STATED PROBLEM: Reproduce every entry exactly as shown.

Dataset entries

· · · ·

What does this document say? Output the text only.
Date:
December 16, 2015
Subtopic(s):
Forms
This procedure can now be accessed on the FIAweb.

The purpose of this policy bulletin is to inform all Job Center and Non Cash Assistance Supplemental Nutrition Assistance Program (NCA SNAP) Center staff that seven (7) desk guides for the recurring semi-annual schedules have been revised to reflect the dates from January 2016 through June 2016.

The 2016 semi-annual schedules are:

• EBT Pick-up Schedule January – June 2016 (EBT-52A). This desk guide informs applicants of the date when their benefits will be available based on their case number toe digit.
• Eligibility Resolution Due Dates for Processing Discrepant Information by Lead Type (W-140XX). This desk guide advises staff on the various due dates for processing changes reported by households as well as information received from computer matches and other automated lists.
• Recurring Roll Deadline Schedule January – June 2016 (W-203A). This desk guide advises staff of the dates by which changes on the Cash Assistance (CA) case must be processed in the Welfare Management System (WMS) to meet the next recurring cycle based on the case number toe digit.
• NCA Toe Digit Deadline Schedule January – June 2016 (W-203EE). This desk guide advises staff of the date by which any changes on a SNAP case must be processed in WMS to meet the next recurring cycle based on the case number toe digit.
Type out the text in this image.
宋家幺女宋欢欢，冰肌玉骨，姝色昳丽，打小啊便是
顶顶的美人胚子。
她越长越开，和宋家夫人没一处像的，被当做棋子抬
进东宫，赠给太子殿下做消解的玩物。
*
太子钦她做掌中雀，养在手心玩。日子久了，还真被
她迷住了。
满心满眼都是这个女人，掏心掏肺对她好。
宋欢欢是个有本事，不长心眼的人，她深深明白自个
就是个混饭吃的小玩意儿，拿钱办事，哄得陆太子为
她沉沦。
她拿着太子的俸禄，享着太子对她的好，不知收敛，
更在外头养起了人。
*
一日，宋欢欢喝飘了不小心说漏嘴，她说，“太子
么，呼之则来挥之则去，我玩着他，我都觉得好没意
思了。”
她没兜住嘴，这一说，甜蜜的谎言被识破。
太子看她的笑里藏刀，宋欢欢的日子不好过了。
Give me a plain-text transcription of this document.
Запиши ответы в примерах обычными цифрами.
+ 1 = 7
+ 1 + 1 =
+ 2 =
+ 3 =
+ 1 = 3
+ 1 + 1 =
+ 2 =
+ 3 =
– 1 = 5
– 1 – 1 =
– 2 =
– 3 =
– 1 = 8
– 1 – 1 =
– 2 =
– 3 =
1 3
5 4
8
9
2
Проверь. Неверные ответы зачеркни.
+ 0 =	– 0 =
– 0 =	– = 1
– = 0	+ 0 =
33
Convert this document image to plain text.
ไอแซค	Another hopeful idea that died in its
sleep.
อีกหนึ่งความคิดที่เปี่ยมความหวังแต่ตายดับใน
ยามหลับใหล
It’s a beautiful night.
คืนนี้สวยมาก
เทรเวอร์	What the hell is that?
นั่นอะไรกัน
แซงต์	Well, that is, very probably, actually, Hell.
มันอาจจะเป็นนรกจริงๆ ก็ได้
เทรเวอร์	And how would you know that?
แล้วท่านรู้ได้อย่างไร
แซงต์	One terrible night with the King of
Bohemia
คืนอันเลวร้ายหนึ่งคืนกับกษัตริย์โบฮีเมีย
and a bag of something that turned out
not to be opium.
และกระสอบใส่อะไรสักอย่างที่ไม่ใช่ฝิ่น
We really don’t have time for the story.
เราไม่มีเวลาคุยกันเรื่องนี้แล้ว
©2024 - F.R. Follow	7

· · · ·

TASK ANSWER:
What does this document say? Output the text only.
Date:
December 16, 2015
Subtopic(s):
Forms
This procedure can now be accessed on the FIAweb.

The purpose of this policy bulletin is to inform all Job Center and Non Cash Assistance Supplemental Nutrition Assistance Program (NCA SNAP) Center staff that seven (7) desk guides for the recurring semi-annual schedules have been revised to reflect the dates from January 2016 through June 2016.

The 2016 semi-annual schedules are:

• EBT Pick-up Schedule January – June 2016 (EBT-52A). This desk guide informs applicants of the date when their benefits will be available based on their case number toe digit.
• Eligibility Resolution Due Dates for Processing Discrepant Information by Lead Type (W-140XX). This desk guide advises staff on the various due dates for processing changes reported by households as well as information received from computer matches and other automated lists.
• Recurring Roll Deadline Schedule January – June 2016 (W-203A). This desk guide advises staff of the dates by which changes on the Cash Assistance (CA) case must be processed in the Welfare Management System (WMS) to meet the next recurring cycle based on the case number toe digit.
• NCA Toe Digit Deadline Schedule January – June 2016 (W-203EE). This desk guide advises staff of the date by which any changes on a SNAP case must be processed in WMS to meet the next recurring cycle based on the case number toe digit.
Type out the text in this image.
宋家幺女宋欢欢，冰肌玉骨，姝色昳丽，打小啊便是
顶顶的美人胚子。
她越长越开，和宋家夫人没一处像的，被当做棋子抬
进东宫，赠给太子殿下做消解的玩物。
*
太子钦她做掌中雀，养在手心玩。日子久了，还真被
她迷住了。
满心满眼都是这个女人，掏心掏肺对她好。
宋欢欢是个有本事，不长心眼的人，她深深明白自个
就是个混饭吃的小玩意儿，拿钱办事，哄得陆太子为
她沉沦。
她拿着太子的俸禄，享着太子对她的好，不知收敛，
更在外头养起了人。
*
一日，宋欢欢喝飘了不小心说漏嘴，她说，“太子
么，呼之则来挥之则去，我玩着他，我都觉得好没意
思了。”
她没兜住嘴，这一说，甜蜜的谎言被识破。
太子看她的笑里藏刀，宋欢欢的日子不好过了。
Give me a plain-text transcription of this document.
Запиши ответы в примерах обычными цифрами.
+ 1 = 7
+ 1 + 1 =
+ 2 =
+ 3 =
+ 1 = 3
+ 1 + 1 =
+ 2 =
+ 3 =
– 1 = 5
– 1 – 1 =
– 2 =
– 3 =
– 1 = 8
– 1 – 1 =
– 2 =
– 3 =
1 3
5 4
8
9
2
Проверь. Неверные ответы зачеркни.
+ 0 =	– 0 =
– 0 =	– = 1
– = 0	+ 0 =
33
Convert this document image to plain text.
ไอแซค	Another hopeful idea that died in its
sleep.
อีกหนึ่งความคิดที่เปี่ยมความหวังแต่ตายดับใน
ยามหลับใหล
It’s a beautiful night.
คืนนี้สวยมาก
เทรเวอร์	What the hell is that?
นั่นอะไรกัน
แซงต์	Well, that is, very probably, actually, Hell.
มันอาจจะเป็นนรกจริงๆ ก็ได้
เทรเวอร์	And how would you know that?
แล้วท่านรู้ได้อย่างไร
แซงต์	One terrible night with the King of
Bohemia
คืนอันเลวร้ายหนึ่งคืนกับกษัตริย์โบฮีเมีย
and a bag of something that turned out
not to be opium.
และกระสอบใส่อะไรสักอย่างที่ไม่ใช่ฝิ่น
We really don’t have time for the story.
เราไม่มีเวลาคุยกันเรื่องนี้แล้ว
©2024 - F.R. Follow	7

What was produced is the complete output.